EXERCISE DIRECTIONS:
Output every line of the data exactly as it appears.
═════ EXTRACTED MATERIAL
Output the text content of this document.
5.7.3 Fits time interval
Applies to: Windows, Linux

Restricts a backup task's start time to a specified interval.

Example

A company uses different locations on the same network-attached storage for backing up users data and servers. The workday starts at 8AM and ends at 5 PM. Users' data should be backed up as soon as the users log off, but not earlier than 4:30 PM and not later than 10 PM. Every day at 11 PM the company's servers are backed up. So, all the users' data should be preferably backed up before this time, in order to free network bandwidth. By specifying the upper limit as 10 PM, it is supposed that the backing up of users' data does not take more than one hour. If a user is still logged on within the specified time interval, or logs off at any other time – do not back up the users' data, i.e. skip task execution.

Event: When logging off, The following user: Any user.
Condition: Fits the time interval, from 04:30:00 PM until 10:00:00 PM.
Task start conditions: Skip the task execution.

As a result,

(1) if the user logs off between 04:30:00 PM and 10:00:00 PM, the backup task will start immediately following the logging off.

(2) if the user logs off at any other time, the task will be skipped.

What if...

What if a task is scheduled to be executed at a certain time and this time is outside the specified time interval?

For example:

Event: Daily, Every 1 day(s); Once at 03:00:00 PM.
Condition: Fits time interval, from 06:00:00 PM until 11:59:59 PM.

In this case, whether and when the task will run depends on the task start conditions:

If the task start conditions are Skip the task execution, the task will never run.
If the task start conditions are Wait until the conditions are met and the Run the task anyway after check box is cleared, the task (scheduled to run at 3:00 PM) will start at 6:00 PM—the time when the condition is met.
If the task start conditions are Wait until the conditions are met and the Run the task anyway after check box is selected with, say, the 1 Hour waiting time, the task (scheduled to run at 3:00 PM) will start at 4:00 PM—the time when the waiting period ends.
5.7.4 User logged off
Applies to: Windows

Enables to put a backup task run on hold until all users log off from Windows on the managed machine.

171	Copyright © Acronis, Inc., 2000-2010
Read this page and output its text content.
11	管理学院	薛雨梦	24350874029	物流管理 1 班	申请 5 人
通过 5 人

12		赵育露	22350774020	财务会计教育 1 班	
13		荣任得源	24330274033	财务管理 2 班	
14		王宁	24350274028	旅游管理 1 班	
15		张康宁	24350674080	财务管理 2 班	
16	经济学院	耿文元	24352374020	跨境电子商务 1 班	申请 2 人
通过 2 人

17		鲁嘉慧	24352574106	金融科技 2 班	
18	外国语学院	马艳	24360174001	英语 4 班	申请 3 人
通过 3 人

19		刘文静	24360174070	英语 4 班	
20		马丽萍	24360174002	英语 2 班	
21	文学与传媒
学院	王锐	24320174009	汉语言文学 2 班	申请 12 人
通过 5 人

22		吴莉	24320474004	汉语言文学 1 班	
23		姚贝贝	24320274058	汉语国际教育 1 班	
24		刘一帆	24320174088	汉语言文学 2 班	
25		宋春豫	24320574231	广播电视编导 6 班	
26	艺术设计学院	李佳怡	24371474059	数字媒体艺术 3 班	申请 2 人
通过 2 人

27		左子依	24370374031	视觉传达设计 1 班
══════════
THE RESULT:
Output the text content of this document.
5.7.3 Fits time interval
Applies to: Windows, Linux

Restricts a backup task's start time to a specified interval.

Example

A company uses different locations on the same network-attached storage for backing up users data and servers. The workday starts at 8AM and ends at 5 PM. Users' data should be backed up as soon as the users log off, but not earlier than 4:30 PM and not later than 10 PM. Every day at 11 PM the company's servers are backed up. So, all the users' data should be preferably backed up before this time, in order to free network bandwidth. By specifying the upper limit as 10 PM, it is supposed that the backing up of users' data does not take more than one hour. If a user is still logged on within the specified time interval, or logs off at any other time – do not back up the users' data, i.e. skip task execution.

Event: When logging off, The following user: Any user.
Condition: Fits the time interval, from 04:30:00 PM until 10:00:00 PM.
Task start conditions: Skip the task execution.

As a result,

(1) if the user logs off between 04:30:00 PM and 10:00:00 PM, the backup task will start immediately following the logging off.

(2) if the user logs off at any other time, the task will be skipped.

What if...

What if a task is scheduled to be executed at a certain time and this time is outside the specified time interval?

For example:

Event: Daily, Every 1 day(s); Once at 03:00:00 PM.
Condition: Fits time interval, from 06:00:00 PM until 11:59:59 PM.

In this case, whether and when the task will run depends on the task start conditions:

If the task start conditions are Skip the task execution, the task will never run.
If the task start conditions are Wait until the conditions are met and the Run the task anyway after check box is cleared, the task (scheduled to run at 3:00 PM) will start at 6:00 PM—the time when the condition is met.
If the task start conditions are Wait until the conditions are met and the Run the task anyway after check box is selected with, say, the 1 Hour waiting time, the task (scheduled to run at 3:00 PM) will start at 4:00 PM—the time when the waiting period ends.
5.7.4 User logged off
Applies to: Windows

Enables to put a backup task run on hold until all users log off from Windows on the managed machine.

171	Copyright © Acronis, Inc., 2000-2010
Read this page and output its text content.
11	管理学院	薛雨梦	24350874029	物流管理 1 班	申请 5 人
通过 5 人

12		赵育露	22350774020	财务会计教育 1 班	
13		荣任得源	24330274033	财务管理 2 班	
14		王宁	24350274028	旅游管理 1 班	
15		张康宁	24350674080	财务管理 2 班	
16	经济学院	耿文元	24352374020	跨境电子商务 1 班	申请 2 人
通过 2 人

17		鲁嘉慧	24352574106	金融科技 2 班	
18	外国语学院	马艳	24360174001	英语 4 班	申请 3 人
通过 3 人

19		刘文静	24360174070	英语 4 班	
20		马丽萍	24360174002	英语 2 班	
21	文学与传媒
学院	王锐	24320174009	汉语言文学 2 班	申请 12 人
通过 5 人

22		吴莉	24320474004	汉语言文学 1 班	
23		姚贝贝	24320274058	汉语国际教育 1 班	
24		刘一帆	24320174088	汉语言文学 2 班	
25		宋春豫	24320574231	广播电视编导 6 班	
26	艺术设计学院	李佳怡	24371474059	数字媒体艺术 3 班	申请 2 人
通过 2 人

27		左子依	24370374031	视觉传达设计 1 班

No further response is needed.